### Instructions to follow
Search the material for the word "getUser" and copy each line that holds it.

## BEGIN Dataset rows

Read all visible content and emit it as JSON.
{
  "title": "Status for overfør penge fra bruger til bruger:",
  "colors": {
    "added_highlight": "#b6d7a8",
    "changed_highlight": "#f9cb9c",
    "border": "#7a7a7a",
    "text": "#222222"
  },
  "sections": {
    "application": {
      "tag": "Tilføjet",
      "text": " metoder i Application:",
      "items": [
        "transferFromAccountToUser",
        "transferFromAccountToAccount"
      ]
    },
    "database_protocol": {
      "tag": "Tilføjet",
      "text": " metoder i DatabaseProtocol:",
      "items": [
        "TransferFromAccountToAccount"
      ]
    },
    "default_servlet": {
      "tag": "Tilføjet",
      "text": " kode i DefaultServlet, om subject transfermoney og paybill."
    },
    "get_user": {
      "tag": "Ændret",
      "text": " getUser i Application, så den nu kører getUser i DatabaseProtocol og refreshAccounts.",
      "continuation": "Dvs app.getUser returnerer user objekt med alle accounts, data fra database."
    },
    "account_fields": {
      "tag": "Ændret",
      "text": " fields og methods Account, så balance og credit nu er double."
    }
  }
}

## END Dataset rows

### In response
      "text": " getUser i Application, så den nu kører getUser i DatabaseProtocol og refreshAccounts.",
      "continuation": "Dvs app.getUser returnerer user objekt med alle accounts, data fra database."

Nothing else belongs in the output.